### Work to complete
Return all of the data exactly as written, without the pictures.
┌──
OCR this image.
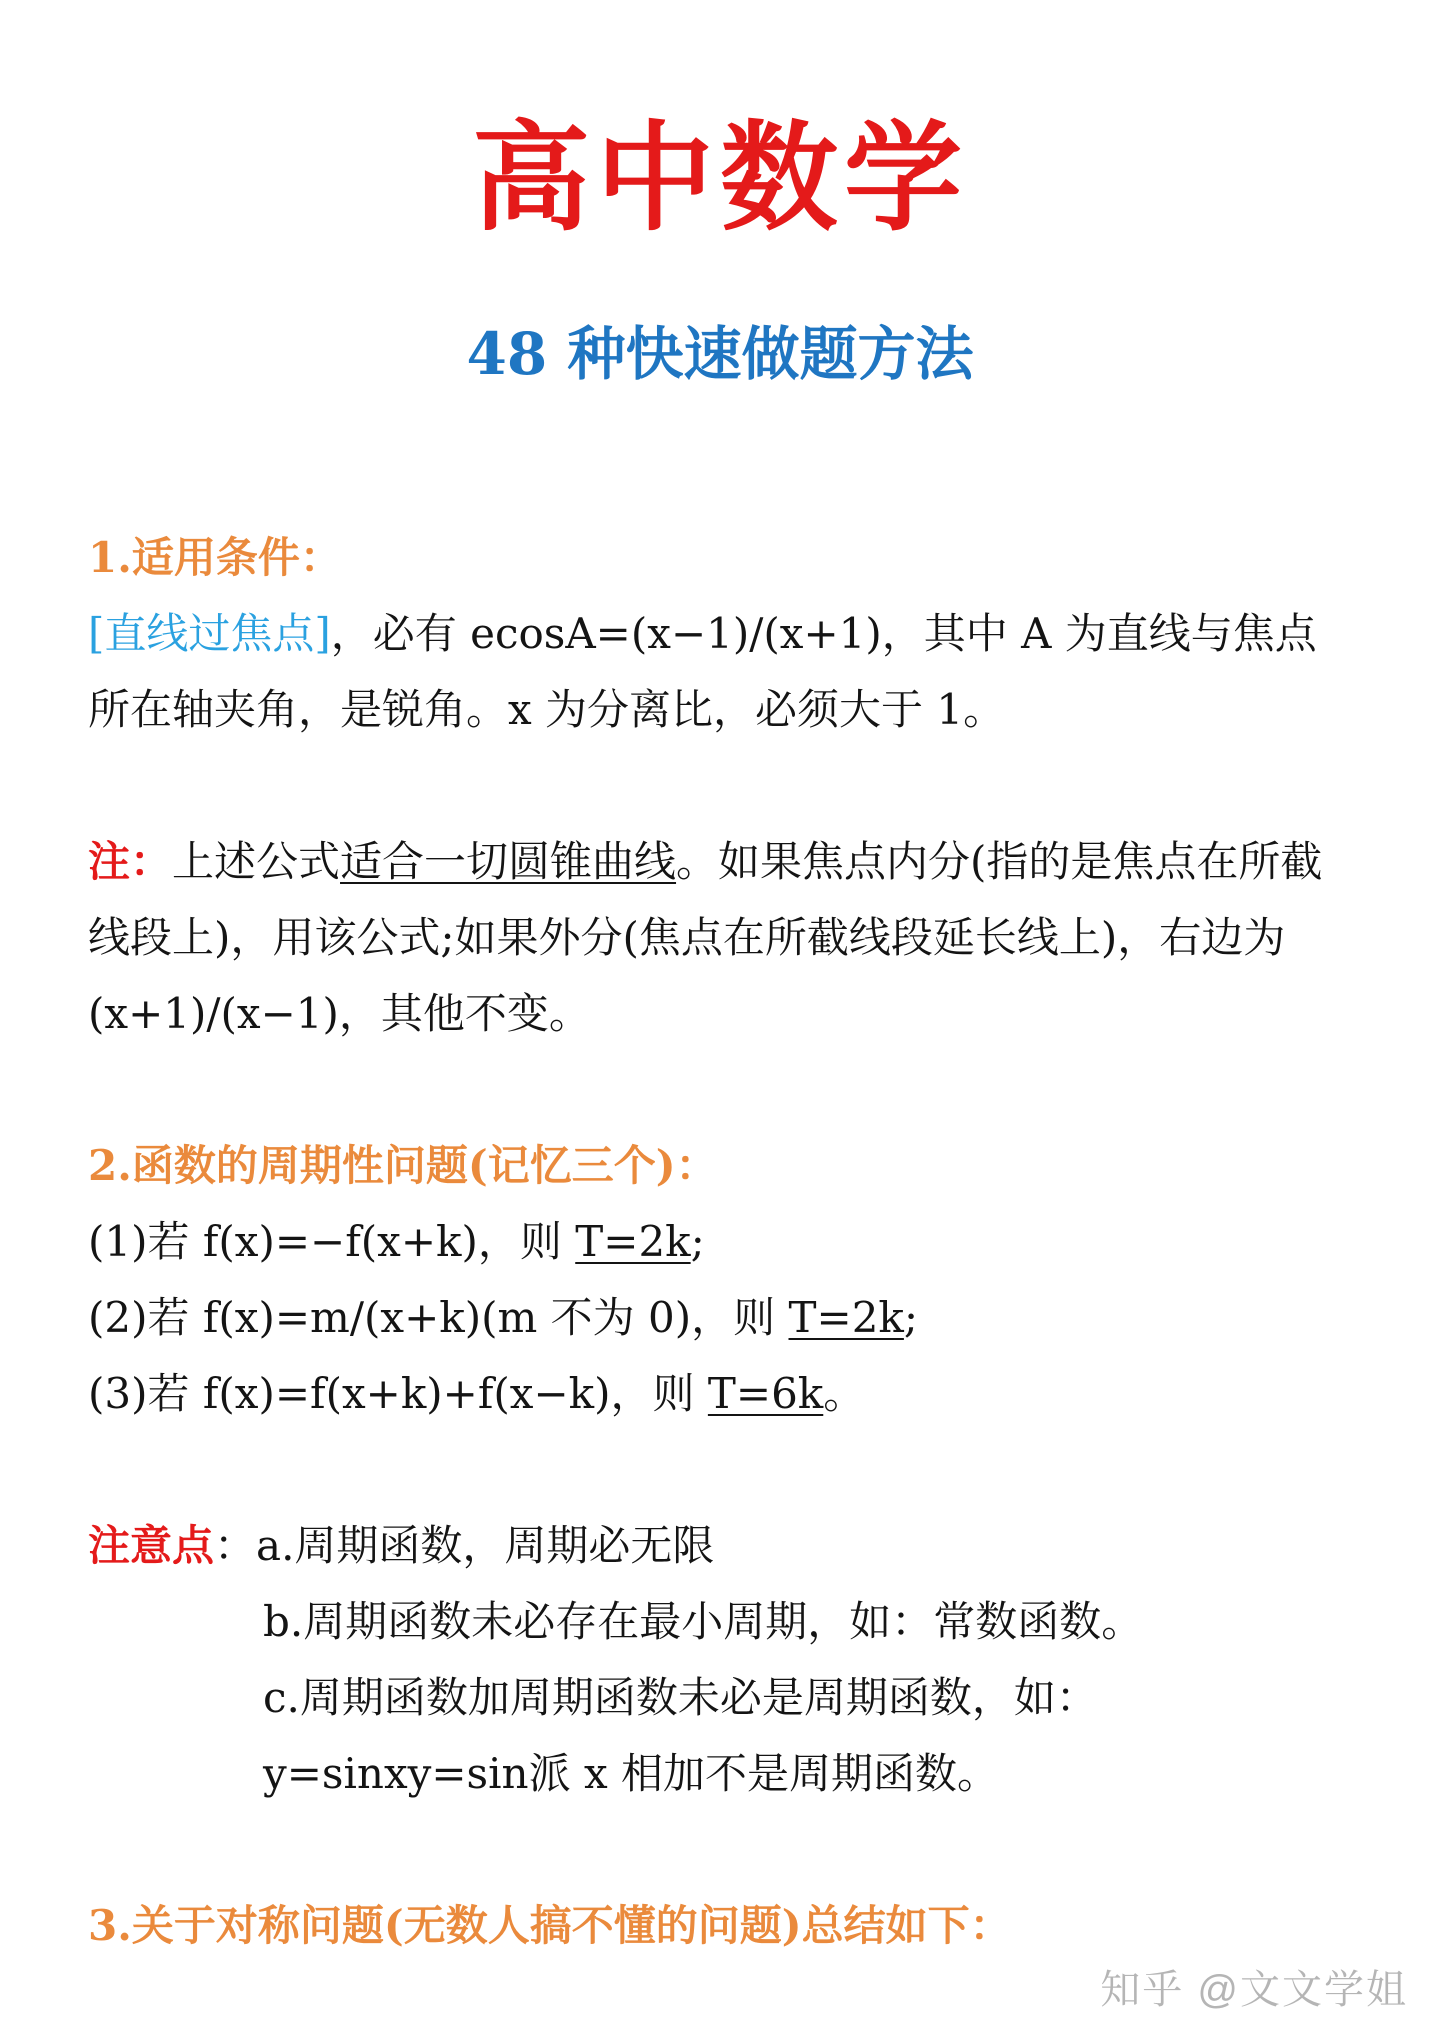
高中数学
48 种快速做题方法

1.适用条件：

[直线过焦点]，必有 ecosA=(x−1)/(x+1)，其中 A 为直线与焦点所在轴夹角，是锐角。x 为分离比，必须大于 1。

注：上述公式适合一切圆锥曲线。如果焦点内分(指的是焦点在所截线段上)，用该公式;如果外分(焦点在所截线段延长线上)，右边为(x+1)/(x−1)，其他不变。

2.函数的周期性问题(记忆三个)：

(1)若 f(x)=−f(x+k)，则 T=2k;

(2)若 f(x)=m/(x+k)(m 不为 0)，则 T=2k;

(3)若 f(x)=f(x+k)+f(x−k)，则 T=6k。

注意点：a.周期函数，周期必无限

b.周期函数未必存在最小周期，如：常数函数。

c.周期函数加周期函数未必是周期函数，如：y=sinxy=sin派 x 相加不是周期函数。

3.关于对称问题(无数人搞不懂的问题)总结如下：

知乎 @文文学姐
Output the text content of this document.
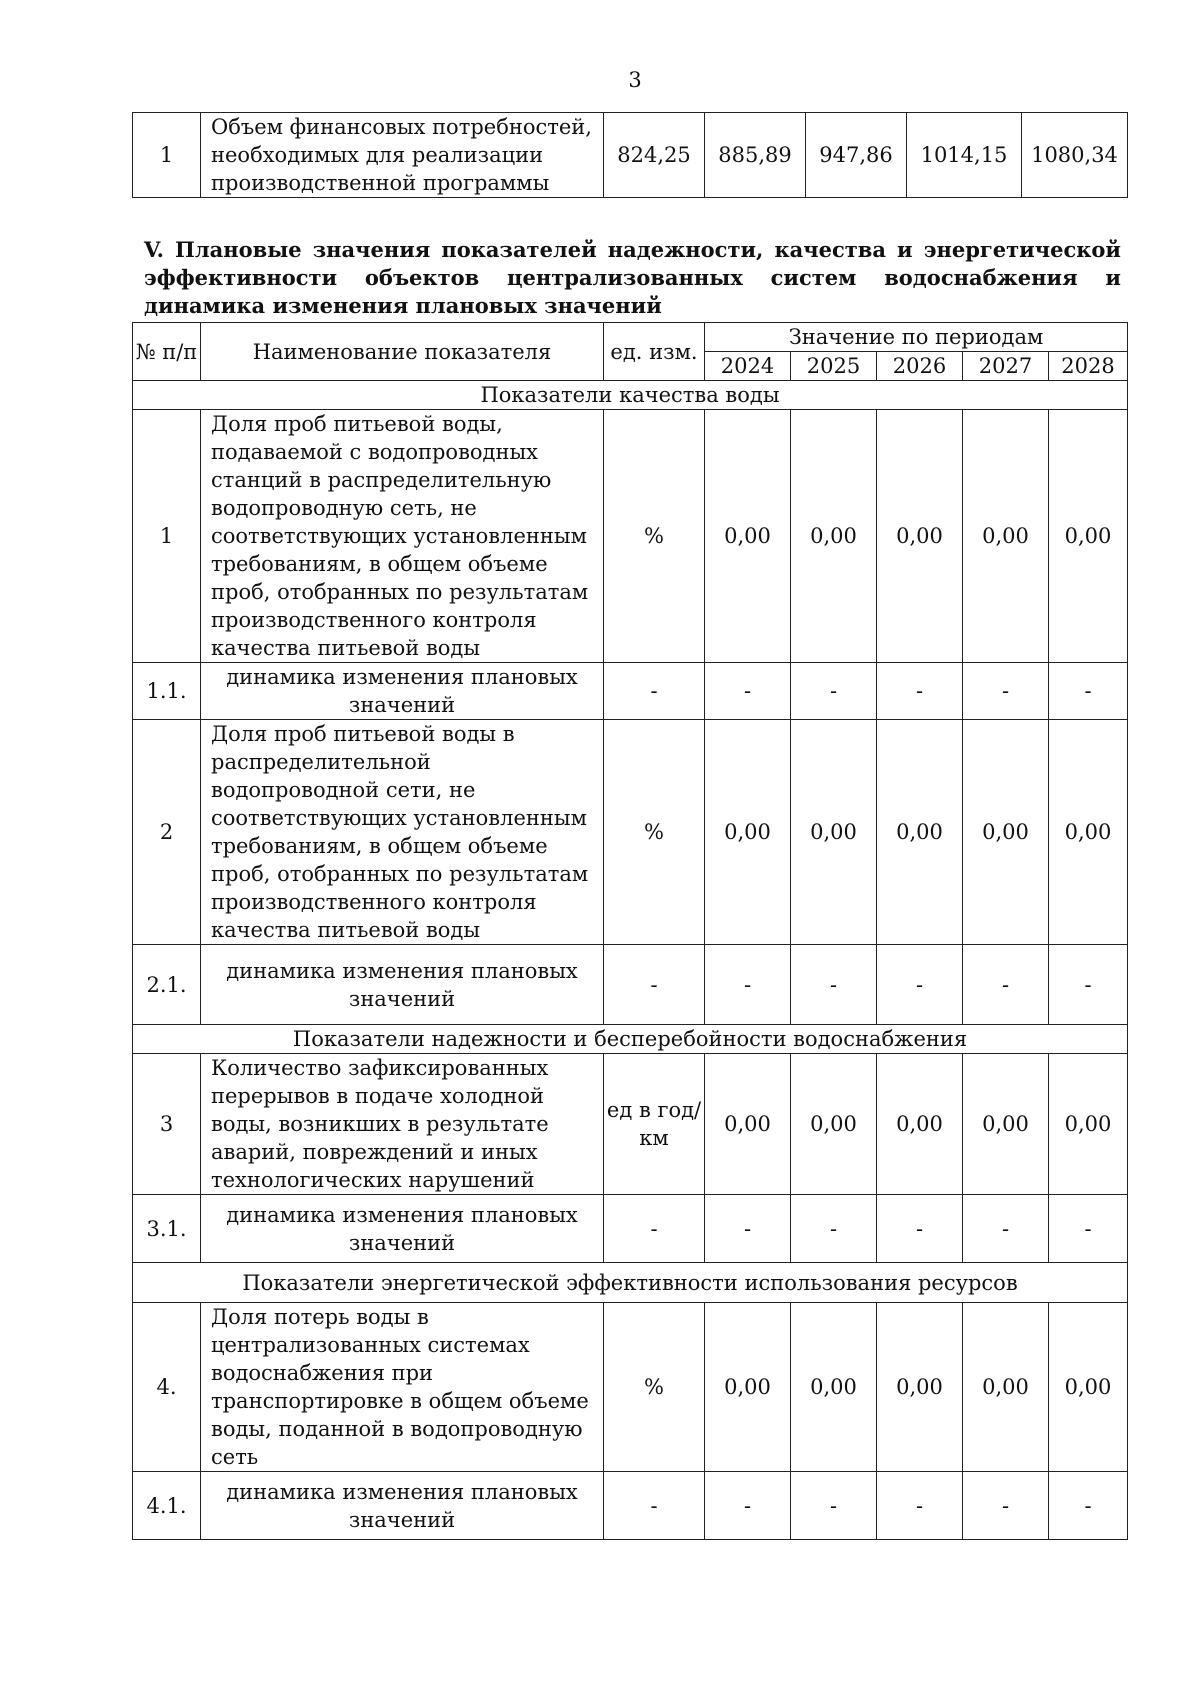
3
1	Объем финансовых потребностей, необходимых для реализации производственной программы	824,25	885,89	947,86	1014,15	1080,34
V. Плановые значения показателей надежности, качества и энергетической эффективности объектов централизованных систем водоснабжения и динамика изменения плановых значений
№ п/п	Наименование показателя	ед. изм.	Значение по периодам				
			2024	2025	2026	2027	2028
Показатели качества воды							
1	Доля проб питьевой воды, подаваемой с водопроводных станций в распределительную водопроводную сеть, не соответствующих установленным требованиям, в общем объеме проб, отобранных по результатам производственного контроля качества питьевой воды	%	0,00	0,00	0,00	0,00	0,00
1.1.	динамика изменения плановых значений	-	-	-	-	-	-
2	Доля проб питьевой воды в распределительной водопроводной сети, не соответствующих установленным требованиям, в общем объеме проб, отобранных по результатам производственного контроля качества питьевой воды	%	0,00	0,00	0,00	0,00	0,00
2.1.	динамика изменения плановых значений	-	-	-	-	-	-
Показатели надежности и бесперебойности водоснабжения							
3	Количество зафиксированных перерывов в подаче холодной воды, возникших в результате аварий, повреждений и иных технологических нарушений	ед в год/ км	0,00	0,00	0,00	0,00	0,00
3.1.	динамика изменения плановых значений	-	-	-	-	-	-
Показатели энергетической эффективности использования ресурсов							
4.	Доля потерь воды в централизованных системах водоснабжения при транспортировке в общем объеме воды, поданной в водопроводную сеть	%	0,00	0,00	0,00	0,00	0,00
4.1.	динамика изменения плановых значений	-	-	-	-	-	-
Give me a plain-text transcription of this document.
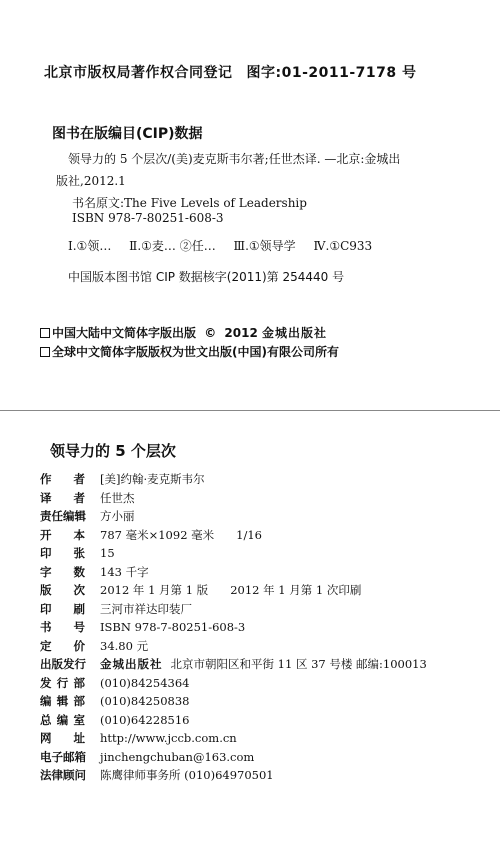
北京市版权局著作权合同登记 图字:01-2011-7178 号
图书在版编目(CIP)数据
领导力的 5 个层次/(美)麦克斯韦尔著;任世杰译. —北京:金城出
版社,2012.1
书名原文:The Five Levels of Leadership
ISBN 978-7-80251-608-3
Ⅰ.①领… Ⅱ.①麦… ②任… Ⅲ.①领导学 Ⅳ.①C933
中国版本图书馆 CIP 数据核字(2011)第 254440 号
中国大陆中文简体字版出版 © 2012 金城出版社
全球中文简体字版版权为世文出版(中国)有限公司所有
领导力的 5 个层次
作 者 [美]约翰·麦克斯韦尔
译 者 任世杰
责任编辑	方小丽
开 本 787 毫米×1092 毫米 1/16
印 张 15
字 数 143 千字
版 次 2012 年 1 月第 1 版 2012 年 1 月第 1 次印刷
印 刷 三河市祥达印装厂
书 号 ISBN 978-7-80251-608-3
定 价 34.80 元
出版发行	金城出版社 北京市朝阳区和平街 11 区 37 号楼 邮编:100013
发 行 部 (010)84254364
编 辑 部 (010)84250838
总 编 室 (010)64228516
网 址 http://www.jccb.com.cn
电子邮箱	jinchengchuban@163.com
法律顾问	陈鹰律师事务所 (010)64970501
└──
### Exercise solution
OCR this image.
高中数学
48 种快速做题方法

1.适用条件：

[直线过焦点]，必有 ecosA=(x−1)/(x+1)，其中 A 为直线与焦点所在轴夹角，是锐角。x 为分离比，必须大于 1。

注：上述公式适合一切圆锥曲线。如果焦点内分(指的是焦点在所截线段上)，用该公式;如果外分(焦点在所截线段延长线上)，右边为(x+1)/(x−1)，其他不变。

2.函数的周期性问题(记忆三个)：

(1)若 f(x)=−f(x+k)，则 T=2k;

(2)若 f(x)=m/(x+k)(m 不为 0)，则 T=2k;

(3)若 f(x)=f(x+k)+f(x−k)，则 T=6k。

注意点：a.周期函数，周期必无限

b.周期函数未必存在最小周期，如：常数函数。

c.周期函数加周期函数未必是周期函数，如：y=sinxy=sin派 x 相加不是周期函数。

3.关于对称问题(无数人搞不懂的问题)总结如下：

知乎 @文文学姐
Output the text content of this document.
3
1	Объем финансовых потребностей, необходимых для реализации производственной программы	824,25	885,89	947,86	1014,15	1080,34
V. Плановые значения показателей надежности, качества и энергетической эффективности объектов централизованных систем водоснабжения и динамика изменения плановых значений
№ п/п	Наименование показателя	ед. изм.	Значение по периодам				
			2024	2025	2026	2027	2028
Показатели качества воды							
1	Доля проб питьевой воды, подаваемой с водопроводных станций в распределительную водопроводную сеть, не соответствующих установленным требованиям, в общем объеме проб, отобранных по результатам производственного контроля качества питьевой воды	%	0,00	0,00	0,00	0,00	0,00
1.1.	динамика изменения плановых значений	-	-	-	-	-	-
2	Доля проб питьевой воды в распределительной водопроводной сети, не соответствующих установленным требованиям, в общем объеме проб, отобранных по результатам производственного контроля качества питьевой воды	%	0,00	0,00	0,00	0,00	0,00
2.1.	динамика изменения плановых значений	-	-	-	-	-	-
Показатели надежности и бесперебойности водоснабжения							
3	Количество зафиксированных перерывов в подаче холодной воды, возникших в результате аварий, повреждений и иных технологических нарушений	ед в год/ км	0,00	0,00	0,00	0,00	0,00
3.1.	динамика изменения плановых значений	-	-	-	-	-	-
Показатели энергетической эффективности использования ресурсов							
4.	Доля потерь воды в централизованных системах водоснабжения при транспортировке в общем объеме воды, поданной в водопроводную сеть	%	0,00	0,00	0,00	0,00	0,00
4.1.	динамика изменения плановых значений	-	-	-	-	-	-
Give me a plain-text transcription of this document.
北京市版权局著作权合同登记 图字:01-2011-7178 号
图书在版编目(CIP)数据
领导力的 5 个层次/(美)麦克斯韦尔著;任世杰译. —北京:金城出
版社,2012.1
书名原文:The Five Levels of Leadership
ISBN 978-7-80251-608-3
Ⅰ.①领… Ⅱ.①麦… ②任… Ⅲ.①领导学 Ⅳ.①C933
中国版本图书馆 CIP 数据核字(2011)第 254440 号
中国大陆中文简体字版出版 © 2012 金城出版社
全球中文简体字版版权为世文出版(中国)有限公司所有
领导力的 5 个层次
作 者 [美]约翰·麦克斯韦尔
译 者 任世杰
责任编辑	方小丽
开 本 787 毫米×1092 毫米 1/16
印 张 15
字 数 143 千字
版 次 2012 年 1 月第 1 版 2012 年 1 月第 1 次印刷
印 刷 三河市祥达印装厂
书 号 ISBN 978-7-80251-608-3
定 价 34.80 元
出版发行	金城出版社 北京市朝阳区和平街 11 区 37 号楼 邮编:100013
发 行 部 (010)84254364
编 辑 部 (010)84250838
总 编 室 (010)64228516
网 址 http://www.jccb.com.cn
电子邮箱	jinchengchuban@163.com
法律顾问	陈鹰律师事务所 (010)64970501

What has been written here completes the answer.